WHAT THIS TASK INVOLVES
In the records below, edit the stretch from the line containing "546, 81, 567]" through the line containing "7, 425, 66]" so that "trophy-icon" becomes "award-icon". Return only those lines, with everything else unchanged.

Visual layout records
## begin

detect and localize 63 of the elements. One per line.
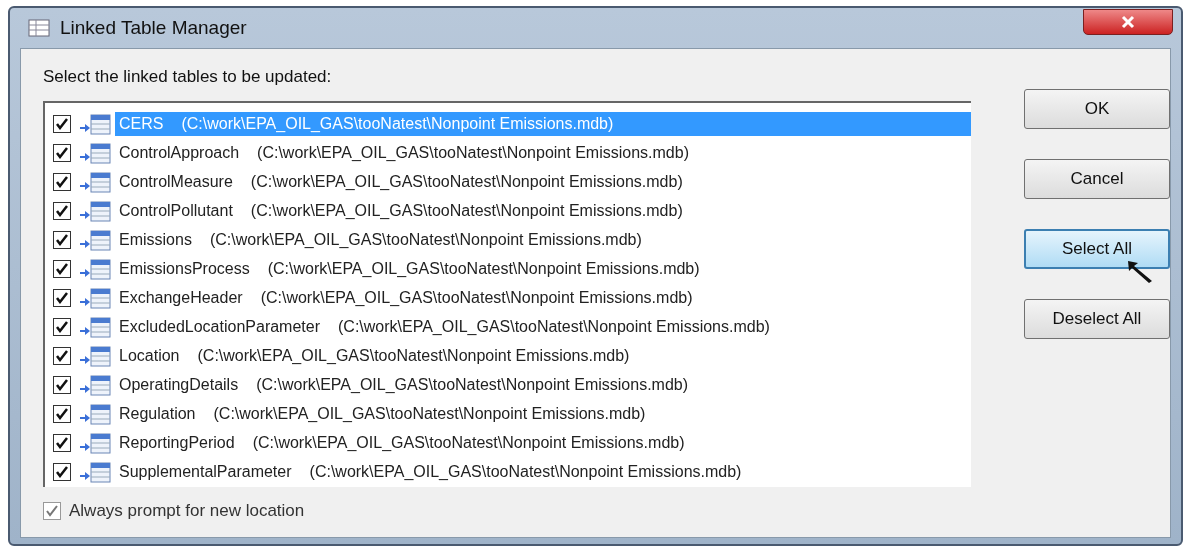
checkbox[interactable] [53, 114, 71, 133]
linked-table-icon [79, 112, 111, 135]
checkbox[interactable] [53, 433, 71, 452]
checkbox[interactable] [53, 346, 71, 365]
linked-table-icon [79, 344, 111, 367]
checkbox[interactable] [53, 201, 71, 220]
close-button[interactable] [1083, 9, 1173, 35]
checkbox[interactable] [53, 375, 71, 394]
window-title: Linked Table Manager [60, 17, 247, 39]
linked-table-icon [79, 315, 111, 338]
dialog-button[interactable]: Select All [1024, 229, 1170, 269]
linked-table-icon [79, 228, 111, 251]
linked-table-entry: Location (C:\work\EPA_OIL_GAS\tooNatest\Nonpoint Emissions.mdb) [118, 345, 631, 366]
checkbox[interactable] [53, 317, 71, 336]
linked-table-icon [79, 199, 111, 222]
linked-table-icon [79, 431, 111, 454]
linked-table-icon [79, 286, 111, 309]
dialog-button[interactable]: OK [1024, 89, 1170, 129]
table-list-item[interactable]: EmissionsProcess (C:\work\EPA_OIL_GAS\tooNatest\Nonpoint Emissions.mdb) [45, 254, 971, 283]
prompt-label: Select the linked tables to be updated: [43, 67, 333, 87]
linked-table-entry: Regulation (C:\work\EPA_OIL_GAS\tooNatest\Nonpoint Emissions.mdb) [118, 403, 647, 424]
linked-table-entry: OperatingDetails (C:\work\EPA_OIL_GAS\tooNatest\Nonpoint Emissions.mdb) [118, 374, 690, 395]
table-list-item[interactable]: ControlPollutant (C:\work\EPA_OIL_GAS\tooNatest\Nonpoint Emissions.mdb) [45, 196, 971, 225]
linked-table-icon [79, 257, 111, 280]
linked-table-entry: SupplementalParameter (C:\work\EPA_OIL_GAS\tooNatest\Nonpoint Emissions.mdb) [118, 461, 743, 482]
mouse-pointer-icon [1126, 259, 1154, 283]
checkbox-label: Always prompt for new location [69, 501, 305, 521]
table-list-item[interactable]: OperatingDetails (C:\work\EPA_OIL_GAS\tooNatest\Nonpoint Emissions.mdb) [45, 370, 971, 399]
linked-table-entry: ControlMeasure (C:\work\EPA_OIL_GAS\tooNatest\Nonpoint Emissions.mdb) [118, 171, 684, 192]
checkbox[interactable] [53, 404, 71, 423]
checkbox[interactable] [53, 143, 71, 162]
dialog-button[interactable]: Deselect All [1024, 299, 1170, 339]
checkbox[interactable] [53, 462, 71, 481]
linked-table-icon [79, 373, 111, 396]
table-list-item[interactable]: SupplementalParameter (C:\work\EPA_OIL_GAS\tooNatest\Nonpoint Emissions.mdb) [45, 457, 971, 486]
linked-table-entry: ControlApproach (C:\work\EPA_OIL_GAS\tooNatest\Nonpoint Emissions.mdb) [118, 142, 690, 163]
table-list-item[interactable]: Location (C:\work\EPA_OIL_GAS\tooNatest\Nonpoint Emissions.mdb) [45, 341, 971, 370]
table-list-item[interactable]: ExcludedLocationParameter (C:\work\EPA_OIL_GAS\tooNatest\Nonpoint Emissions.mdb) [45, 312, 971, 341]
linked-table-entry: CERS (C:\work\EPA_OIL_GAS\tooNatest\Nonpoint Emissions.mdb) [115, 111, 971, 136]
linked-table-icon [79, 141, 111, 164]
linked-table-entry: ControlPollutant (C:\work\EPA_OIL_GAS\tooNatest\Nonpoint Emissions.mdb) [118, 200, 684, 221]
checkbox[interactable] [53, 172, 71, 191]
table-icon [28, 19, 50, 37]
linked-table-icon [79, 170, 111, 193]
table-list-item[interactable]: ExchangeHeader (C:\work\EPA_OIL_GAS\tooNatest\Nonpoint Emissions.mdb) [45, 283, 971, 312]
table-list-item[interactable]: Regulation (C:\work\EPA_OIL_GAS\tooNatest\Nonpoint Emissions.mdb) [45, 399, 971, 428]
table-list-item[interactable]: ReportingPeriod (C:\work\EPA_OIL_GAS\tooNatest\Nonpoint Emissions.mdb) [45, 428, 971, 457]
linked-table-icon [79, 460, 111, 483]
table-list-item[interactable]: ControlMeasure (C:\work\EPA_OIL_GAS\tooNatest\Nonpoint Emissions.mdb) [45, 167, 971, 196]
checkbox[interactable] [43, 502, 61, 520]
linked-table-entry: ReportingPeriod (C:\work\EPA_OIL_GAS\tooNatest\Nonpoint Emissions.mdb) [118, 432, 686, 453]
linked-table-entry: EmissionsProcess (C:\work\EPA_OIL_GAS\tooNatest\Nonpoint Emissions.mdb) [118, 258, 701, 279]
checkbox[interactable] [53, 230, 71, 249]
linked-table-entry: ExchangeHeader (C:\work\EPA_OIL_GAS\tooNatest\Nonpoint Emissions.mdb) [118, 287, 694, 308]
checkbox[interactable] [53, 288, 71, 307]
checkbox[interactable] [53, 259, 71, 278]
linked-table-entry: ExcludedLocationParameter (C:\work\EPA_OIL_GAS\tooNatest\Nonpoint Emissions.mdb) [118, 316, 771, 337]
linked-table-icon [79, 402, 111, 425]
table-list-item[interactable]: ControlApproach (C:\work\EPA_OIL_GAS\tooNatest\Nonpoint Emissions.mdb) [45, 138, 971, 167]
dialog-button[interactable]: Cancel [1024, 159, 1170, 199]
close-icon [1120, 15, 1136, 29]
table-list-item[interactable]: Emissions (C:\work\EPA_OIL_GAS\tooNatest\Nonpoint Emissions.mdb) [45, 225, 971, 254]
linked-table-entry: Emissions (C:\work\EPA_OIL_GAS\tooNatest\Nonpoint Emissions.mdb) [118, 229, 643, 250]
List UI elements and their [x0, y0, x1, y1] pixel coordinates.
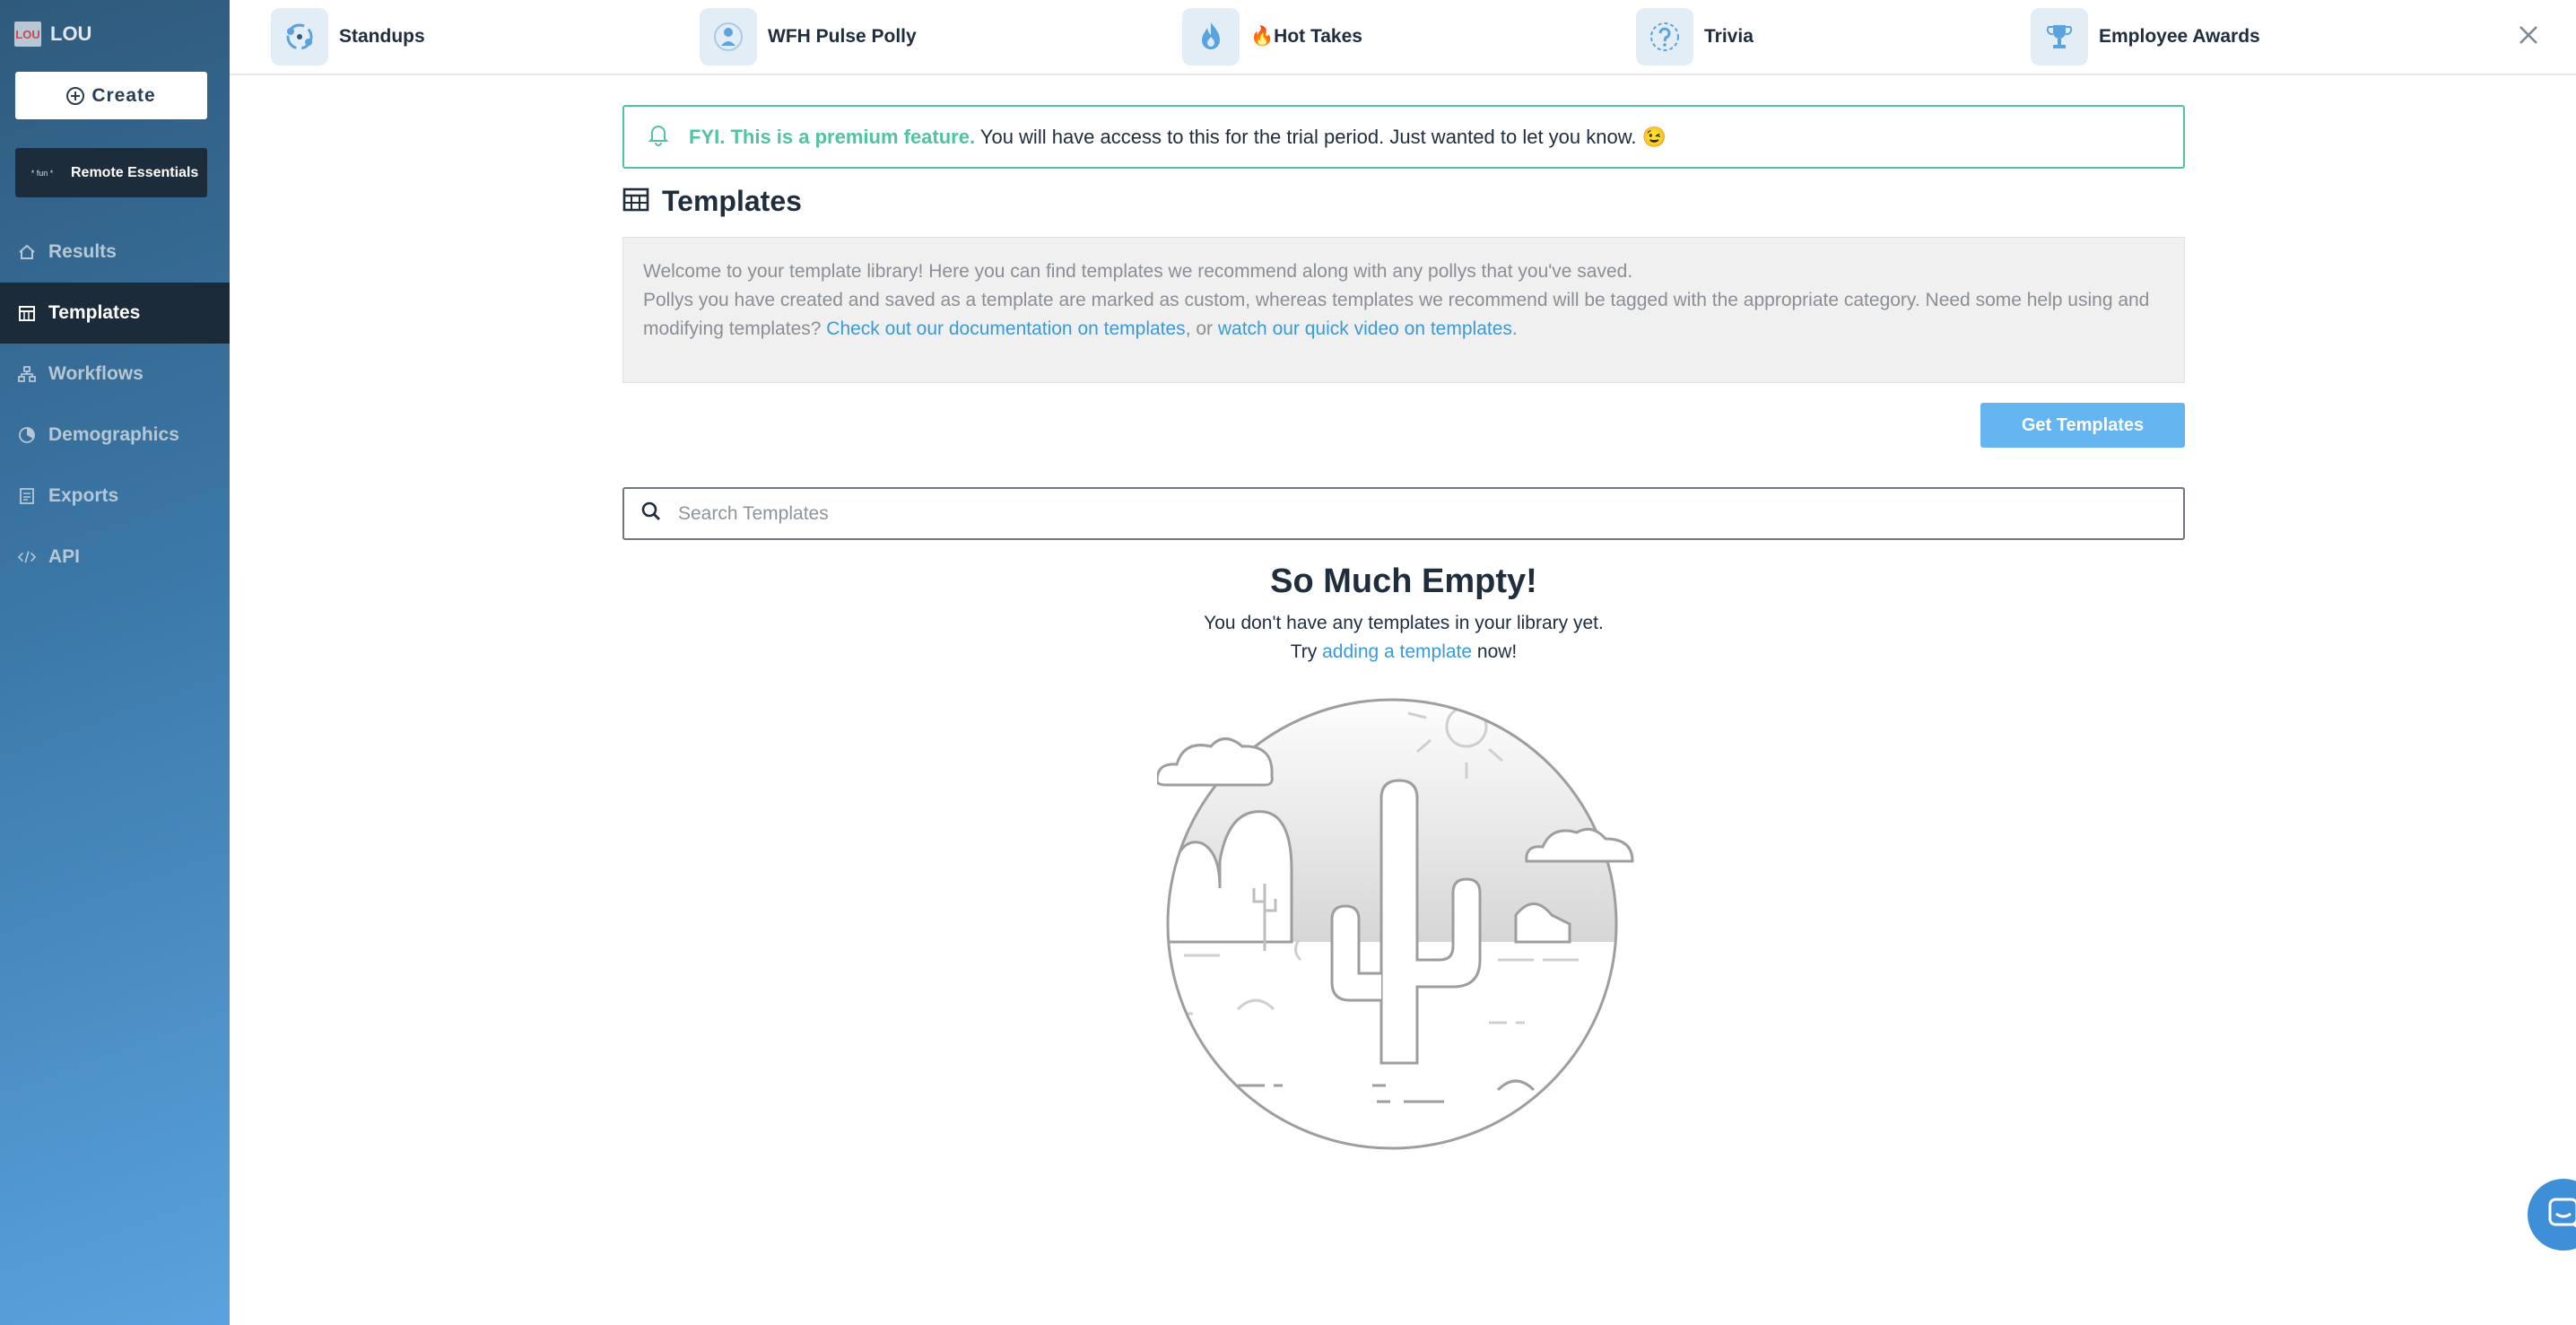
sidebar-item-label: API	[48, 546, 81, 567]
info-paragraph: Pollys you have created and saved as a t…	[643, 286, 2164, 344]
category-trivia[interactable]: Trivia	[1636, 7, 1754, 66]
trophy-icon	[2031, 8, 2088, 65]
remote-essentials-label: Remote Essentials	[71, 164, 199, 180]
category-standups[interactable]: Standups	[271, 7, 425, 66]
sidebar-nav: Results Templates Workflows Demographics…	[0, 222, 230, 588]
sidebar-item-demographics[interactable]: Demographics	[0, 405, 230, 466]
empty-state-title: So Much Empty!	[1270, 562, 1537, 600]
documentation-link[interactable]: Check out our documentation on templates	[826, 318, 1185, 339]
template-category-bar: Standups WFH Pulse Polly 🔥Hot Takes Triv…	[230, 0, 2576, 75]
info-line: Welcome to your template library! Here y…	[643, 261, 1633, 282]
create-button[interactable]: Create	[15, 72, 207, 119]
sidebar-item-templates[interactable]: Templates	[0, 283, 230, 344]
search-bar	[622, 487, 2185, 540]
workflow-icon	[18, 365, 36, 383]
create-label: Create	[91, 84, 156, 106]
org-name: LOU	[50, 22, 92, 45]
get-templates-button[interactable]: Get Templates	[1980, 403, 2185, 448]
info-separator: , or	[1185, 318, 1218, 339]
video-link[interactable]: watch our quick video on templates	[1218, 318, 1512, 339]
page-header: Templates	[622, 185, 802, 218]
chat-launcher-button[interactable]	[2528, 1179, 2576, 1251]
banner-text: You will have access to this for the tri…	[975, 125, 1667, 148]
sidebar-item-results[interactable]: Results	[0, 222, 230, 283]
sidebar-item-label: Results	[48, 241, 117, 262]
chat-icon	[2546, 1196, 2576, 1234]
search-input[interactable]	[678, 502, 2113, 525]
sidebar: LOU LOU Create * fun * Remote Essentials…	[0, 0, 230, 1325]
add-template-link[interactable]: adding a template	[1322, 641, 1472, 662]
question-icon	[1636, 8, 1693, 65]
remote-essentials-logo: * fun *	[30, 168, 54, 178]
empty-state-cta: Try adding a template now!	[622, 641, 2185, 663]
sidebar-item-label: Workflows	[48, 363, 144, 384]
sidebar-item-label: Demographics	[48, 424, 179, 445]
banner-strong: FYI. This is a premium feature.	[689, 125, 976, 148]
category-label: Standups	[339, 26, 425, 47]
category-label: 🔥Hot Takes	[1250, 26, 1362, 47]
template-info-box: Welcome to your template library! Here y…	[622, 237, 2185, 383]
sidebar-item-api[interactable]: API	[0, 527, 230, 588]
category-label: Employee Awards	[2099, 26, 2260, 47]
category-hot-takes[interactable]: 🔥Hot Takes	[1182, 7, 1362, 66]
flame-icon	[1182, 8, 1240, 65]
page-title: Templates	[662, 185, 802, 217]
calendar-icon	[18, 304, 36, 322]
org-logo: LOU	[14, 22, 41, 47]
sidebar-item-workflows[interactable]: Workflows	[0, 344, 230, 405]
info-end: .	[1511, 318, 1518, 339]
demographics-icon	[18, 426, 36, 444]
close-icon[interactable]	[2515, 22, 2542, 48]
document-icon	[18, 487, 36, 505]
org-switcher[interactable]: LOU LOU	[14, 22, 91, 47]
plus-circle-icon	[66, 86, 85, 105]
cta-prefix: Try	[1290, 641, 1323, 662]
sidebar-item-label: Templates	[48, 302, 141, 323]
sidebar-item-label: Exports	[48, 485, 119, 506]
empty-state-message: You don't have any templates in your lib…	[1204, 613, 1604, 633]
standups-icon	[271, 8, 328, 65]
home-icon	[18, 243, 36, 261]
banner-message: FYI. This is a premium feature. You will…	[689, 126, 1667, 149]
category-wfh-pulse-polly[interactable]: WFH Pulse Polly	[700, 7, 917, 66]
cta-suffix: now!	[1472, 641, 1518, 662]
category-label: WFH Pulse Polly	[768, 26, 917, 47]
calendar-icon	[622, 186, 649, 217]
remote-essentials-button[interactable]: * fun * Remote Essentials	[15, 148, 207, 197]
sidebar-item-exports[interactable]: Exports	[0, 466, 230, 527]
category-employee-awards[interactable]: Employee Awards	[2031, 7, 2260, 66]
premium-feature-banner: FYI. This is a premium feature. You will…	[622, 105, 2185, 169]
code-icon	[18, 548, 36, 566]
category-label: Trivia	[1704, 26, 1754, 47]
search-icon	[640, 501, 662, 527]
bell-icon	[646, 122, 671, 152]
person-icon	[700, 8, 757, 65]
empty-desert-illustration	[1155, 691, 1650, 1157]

## end

WORKED SOLUTION
sidebar-item-label: API	[48, 546, 81, 567]
info-paragraph: Pollys you have created and saved as a t…	[643, 286, 2164, 344]
category-trivia[interactable]: Trivia	[1636, 7, 1754, 66]
award-icon	[2031, 8, 2088, 65]
remote-essentials-label: Remote Essentials	[71, 164, 199, 180]
category-standups[interactable]: Standups	[271, 7, 425, 66]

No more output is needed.